_Given exercise_
Locate every line in the records below that holds the word "image" and return each one.

Records excerpted from a collection:
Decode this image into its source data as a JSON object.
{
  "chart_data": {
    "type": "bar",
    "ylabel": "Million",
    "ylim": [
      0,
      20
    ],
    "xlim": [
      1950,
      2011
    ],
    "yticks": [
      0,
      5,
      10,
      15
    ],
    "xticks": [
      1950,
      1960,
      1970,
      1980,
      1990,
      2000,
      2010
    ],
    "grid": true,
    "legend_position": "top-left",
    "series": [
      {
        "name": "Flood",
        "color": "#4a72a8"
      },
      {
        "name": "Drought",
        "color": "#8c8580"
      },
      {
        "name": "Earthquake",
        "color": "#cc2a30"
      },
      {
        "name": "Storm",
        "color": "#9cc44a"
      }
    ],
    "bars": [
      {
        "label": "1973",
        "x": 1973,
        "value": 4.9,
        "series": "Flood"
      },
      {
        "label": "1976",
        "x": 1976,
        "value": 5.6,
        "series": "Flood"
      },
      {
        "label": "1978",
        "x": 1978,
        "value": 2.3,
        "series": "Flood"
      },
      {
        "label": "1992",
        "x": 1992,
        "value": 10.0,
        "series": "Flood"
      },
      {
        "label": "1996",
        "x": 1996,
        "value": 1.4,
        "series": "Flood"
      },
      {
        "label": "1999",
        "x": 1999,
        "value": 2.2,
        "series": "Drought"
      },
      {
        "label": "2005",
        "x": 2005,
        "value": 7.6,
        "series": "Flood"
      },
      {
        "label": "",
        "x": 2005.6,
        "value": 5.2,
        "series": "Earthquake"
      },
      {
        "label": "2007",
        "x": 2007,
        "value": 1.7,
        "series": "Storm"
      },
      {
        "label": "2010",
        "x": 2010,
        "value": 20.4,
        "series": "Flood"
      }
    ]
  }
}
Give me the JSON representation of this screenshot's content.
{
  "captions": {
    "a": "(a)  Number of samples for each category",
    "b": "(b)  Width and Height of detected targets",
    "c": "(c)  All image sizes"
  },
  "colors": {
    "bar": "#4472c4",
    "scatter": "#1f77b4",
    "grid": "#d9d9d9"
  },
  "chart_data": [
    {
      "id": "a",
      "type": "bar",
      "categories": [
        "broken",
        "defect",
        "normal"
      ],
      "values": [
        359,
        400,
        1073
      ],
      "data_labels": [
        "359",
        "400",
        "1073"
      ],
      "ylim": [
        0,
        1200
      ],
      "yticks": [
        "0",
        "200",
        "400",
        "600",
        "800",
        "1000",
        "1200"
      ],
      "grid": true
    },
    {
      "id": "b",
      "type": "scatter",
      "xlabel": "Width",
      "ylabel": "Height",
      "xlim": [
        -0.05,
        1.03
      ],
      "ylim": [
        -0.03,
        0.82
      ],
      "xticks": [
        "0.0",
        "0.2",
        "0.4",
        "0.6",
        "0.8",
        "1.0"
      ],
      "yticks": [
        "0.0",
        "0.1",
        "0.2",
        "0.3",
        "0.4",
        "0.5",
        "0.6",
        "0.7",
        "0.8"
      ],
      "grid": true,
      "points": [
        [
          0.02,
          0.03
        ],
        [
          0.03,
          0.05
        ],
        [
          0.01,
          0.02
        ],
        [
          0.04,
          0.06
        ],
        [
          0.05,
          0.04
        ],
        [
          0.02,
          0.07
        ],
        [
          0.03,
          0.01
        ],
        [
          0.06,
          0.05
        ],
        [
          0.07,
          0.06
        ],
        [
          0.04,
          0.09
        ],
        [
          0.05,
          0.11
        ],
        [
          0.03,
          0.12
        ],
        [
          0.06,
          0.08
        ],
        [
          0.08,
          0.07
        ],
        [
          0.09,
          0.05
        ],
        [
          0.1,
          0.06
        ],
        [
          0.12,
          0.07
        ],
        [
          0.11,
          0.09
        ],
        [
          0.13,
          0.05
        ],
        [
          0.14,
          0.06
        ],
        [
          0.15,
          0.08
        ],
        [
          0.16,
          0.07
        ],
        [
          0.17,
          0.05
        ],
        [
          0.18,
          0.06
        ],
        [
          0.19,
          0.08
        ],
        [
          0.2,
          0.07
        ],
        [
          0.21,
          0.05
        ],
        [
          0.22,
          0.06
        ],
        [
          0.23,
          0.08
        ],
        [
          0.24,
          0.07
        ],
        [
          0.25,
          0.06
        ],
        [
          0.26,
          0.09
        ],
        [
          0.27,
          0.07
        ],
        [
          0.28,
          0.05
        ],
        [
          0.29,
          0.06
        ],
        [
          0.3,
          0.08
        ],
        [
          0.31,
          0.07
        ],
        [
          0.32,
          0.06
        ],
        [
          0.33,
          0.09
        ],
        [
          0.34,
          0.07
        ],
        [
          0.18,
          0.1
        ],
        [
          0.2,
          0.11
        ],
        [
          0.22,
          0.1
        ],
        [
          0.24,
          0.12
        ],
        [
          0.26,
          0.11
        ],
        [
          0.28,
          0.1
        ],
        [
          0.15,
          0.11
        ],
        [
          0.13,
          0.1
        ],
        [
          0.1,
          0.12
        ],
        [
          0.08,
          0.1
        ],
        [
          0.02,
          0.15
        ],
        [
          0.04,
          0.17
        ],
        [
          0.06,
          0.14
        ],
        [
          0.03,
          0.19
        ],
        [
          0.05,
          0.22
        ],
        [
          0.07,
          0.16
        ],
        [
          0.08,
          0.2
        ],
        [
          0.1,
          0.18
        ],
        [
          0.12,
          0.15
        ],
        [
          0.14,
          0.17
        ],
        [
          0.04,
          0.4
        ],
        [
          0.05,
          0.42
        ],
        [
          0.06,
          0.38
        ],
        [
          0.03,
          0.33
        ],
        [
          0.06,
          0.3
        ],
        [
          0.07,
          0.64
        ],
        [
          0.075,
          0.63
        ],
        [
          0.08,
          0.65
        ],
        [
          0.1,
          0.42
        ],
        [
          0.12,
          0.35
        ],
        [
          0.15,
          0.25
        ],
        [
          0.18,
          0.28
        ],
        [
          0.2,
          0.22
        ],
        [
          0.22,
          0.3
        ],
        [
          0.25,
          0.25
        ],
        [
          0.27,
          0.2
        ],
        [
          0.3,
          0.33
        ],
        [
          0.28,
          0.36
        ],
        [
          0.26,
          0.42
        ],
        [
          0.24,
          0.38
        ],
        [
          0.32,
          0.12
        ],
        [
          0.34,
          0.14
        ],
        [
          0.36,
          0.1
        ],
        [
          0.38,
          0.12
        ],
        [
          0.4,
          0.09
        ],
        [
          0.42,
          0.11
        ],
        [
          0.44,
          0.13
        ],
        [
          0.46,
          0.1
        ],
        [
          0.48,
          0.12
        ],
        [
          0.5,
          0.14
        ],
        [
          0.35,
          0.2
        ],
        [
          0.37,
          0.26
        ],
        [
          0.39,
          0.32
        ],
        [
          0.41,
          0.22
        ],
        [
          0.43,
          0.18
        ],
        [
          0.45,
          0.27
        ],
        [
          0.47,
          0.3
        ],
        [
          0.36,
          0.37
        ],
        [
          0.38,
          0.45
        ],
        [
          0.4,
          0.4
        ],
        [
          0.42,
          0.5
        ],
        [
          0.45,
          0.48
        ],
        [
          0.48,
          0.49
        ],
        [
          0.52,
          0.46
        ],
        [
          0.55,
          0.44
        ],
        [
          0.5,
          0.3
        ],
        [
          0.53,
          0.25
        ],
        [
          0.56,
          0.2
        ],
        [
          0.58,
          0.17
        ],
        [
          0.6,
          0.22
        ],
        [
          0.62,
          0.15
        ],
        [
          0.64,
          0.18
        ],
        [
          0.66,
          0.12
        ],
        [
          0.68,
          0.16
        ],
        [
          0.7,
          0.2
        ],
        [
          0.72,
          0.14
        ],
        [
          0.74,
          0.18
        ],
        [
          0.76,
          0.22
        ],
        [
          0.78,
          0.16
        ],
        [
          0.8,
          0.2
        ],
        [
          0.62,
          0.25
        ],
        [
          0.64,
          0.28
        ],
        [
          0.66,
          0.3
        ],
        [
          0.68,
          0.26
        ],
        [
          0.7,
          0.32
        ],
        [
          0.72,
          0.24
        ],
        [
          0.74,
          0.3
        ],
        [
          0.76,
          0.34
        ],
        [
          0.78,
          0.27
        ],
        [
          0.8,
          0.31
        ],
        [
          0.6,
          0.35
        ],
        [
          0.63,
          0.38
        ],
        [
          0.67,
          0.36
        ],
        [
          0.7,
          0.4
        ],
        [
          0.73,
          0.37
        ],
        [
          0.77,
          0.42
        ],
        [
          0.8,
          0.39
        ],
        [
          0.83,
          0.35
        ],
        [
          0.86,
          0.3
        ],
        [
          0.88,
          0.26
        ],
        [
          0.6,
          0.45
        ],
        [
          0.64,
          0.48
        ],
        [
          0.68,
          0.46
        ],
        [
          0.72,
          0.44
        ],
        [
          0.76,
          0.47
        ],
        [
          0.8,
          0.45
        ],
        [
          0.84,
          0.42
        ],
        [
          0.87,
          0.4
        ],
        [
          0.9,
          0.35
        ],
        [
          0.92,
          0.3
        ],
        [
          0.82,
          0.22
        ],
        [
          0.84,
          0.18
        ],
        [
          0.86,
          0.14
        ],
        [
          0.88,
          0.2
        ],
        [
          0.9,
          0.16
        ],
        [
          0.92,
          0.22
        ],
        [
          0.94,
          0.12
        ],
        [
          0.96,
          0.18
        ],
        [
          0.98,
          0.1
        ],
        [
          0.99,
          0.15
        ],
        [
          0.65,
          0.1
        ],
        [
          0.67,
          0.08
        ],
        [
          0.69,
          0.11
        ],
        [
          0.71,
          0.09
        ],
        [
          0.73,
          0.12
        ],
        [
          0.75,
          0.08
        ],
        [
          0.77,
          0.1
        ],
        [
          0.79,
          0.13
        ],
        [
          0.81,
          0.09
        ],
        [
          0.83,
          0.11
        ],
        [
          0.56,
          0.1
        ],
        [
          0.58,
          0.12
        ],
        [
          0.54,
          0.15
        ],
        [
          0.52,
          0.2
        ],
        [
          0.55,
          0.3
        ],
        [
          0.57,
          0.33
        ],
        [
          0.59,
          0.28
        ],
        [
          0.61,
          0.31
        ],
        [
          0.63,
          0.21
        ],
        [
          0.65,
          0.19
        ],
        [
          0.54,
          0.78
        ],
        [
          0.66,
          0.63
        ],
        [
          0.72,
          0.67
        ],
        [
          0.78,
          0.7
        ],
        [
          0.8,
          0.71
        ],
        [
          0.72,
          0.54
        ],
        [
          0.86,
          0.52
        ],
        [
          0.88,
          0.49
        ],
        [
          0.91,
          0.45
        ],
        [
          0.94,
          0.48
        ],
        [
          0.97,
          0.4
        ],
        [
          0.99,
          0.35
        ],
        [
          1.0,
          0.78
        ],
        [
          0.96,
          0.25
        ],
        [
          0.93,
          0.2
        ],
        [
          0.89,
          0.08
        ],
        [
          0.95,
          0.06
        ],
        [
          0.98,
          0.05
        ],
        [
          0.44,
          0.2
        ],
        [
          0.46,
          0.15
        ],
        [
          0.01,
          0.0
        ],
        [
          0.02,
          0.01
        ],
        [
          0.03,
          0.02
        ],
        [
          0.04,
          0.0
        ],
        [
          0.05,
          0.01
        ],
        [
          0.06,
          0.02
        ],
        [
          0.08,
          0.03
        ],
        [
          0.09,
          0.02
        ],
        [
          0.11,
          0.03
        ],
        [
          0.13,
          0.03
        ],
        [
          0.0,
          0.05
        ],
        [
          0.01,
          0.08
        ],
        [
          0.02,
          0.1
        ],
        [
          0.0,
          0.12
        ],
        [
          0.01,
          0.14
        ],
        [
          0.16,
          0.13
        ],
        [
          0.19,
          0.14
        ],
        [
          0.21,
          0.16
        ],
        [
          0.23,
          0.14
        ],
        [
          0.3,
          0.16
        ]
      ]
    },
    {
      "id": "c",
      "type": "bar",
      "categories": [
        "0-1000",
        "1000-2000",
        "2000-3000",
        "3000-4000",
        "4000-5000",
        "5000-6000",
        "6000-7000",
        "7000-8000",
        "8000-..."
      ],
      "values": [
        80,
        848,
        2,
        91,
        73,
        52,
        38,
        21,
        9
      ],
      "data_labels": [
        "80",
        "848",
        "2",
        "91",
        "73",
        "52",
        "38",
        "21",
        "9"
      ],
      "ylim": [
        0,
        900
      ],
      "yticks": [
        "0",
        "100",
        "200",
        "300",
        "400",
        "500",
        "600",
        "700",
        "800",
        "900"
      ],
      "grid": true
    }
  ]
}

_Response_
Decode this image into its source data as a JSON object.
    "c": "(c)  All image sizes"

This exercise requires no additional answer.